What to work on
Set down the whole listing verbatim.

+ + +

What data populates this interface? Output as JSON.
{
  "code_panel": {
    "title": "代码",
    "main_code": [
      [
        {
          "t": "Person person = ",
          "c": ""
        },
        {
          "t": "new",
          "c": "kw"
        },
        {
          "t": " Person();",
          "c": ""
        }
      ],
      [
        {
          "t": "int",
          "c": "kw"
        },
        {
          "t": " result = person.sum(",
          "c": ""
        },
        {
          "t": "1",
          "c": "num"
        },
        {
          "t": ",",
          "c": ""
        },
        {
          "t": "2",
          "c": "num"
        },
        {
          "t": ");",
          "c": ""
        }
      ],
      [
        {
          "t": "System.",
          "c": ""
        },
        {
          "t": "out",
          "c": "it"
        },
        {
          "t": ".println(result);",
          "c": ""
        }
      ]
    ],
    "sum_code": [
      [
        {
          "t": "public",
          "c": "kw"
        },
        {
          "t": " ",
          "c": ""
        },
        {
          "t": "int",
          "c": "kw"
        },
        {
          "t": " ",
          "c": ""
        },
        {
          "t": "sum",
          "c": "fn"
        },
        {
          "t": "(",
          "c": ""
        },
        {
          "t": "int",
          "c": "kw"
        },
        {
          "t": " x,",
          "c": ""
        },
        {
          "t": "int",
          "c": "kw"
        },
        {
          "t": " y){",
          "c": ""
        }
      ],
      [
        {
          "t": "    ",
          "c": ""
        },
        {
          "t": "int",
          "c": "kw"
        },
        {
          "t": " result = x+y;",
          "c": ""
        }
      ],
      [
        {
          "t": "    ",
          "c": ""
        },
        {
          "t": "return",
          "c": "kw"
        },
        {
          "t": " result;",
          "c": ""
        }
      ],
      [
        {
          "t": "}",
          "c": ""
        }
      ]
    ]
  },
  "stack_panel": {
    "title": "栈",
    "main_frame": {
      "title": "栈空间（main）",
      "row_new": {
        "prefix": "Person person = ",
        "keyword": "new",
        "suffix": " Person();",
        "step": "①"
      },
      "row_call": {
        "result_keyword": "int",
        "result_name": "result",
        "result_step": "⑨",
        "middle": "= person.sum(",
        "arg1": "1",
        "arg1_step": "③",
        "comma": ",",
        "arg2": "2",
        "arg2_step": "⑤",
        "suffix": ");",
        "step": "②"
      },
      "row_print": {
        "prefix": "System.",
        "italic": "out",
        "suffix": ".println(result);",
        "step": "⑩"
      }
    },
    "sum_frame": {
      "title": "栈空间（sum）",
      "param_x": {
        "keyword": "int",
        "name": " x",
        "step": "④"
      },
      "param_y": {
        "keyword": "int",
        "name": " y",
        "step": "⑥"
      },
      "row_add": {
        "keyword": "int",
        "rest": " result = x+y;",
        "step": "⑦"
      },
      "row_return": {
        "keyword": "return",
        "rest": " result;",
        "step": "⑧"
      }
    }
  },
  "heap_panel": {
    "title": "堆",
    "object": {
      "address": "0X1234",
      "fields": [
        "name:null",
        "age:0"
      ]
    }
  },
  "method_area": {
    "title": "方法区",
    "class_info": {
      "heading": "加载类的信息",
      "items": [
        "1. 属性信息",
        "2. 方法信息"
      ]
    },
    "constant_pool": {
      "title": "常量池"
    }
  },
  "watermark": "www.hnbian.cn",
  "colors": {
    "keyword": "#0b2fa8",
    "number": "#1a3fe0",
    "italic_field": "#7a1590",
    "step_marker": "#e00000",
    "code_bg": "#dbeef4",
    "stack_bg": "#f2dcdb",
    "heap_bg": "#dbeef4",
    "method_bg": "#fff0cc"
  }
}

+ + +

Response to the exercise
What data populates this interface? Output as JSON.
{
  "code_panel": {
    "title": "代码",
    "main_code": [
      [
        {
          "t": "Person person = ",
          "c": ""
        },
        {
          "t": "new",
          "c": "kw"
        },
        {
          "t": " Person();",
          "c": ""
        }
      ],
      [
        {
          "t": "int",
          "c": "kw"
        },
        {
          "t": " result = person.sum(",
          "c": ""
        },
        {
          "t": "1",
          "c": "num"
        },
        {
          "t": ",",
          "c": ""
        },
        {
          "t": "2",
          "c": "num"
        },
        {
          "t": ");",
          "c": ""
        }
      ],
      [
        {
          "t": "System.",
          "c": ""
        },
        {
          "t": "out",
          "c": "it"
        },
        {
          "t": ".println(result);",
          "c": ""
        }
      ]
    ],
    "sum_code": [
      [
        {
          "t": "public",
          "c": "kw"
        },
        {
          "t": " ",
          "c": ""
        },
        {
          "t": "int",
          "c": "kw"
        },
        {
          "t": " ",
          "c": ""
        },
        {
          "t": "sum",
          "c": "fn"
        },
        {
          "t": "(",
          "c": ""
        },
        {
          "t": "int",
          "c": "kw"
        },
        {
          "t": " x,",
          "c": ""
        },
        {
          "t": "int",
          "c": "kw"
        },
        {
          "t": " y){",
          "c": ""
        }
      ],
      [
        {
          "t": "    ",
          "c": ""
        },
        {
          "t": "int",
          "c": "kw"
        },
        {
          "t": " result = x+y;",
          "c": ""
        }
      ],
      [
        {
          "t": "    ",
          "c": ""
        },
        {
          "t": "return",
          "c": "kw"
        },
        {
          "t": " result;",
          "c": ""
        }
      ],
      [
        {
          "t": "}",
          "c": ""
        }
      ]
    ]
  },
  "stack_panel": {
    "title": "栈",
    "main_frame": {
      "title": "栈空间（main）",
      "row_new": {
        "prefix": "Person person = ",
        "keyword": "new",
        "suffix": " Person();",
        "step": "①"
      },
      "row_call": {
        "result_keyword": "int",
        "result_name": "result",
        "result_step": "⑨",
        "middle": "= person.sum(",
        "arg1": "1",
        "arg1_step": "③",
        "comma": ",",
        "arg2": "2",
        "arg2_step": "⑤",
        "suffix": ");",
        "step": "②"
      },
      "row_print": {
        "prefix": "System.",
        "italic": "out",
        "suffix": ".println(result);",
        "step": "⑩"
      }
    },
    "sum_frame": {
      "title": "栈空间（sum）",
      "param_x": {
        "keyword": "int",
        "name": " x",
        "step": "④"
      },
      "param_y": {
        "keyword": "int",
        "name": " y",
        "step": "⑥"
      },
      "row_add": {
        "keyword": "int",
        "rest": " result = x+y;",
        "step": "⑦"
      },
      "row_return": {
        "keyword": "return",
        "rest": " result;",
        "step": "⑧"
      }
    }
  },
  "heap_panel": {
    "title": "堆",
    "object": {
      "address": "0X1234",
      "fields": [
        "name:null",
        "age:0"
      ]
    }
  },
  "method_area": {
    "title": "方法区",
    "class_info": {
      "heading": "加载类的信息",
      "items": [
        "1. 属性信息",
        "2. 方法信息"
      ]
    },
    "constant_pool": {
      "title": "常量池"
    }
  },
  "watermark": "www.hnbian.cn",
  "colors": {
    "keyword": "#0b2fa8",
    "number": "#1a3fe0",
    "italic_field": "#7a1590",
    "step_marker": "#e00000",
    "code_bg": "#dbeef4",
    "stack_bg": "#f2dcdb",
    "heap_bg": "#dbeef4",
    "method_bg": "#fff0cc"
  }
}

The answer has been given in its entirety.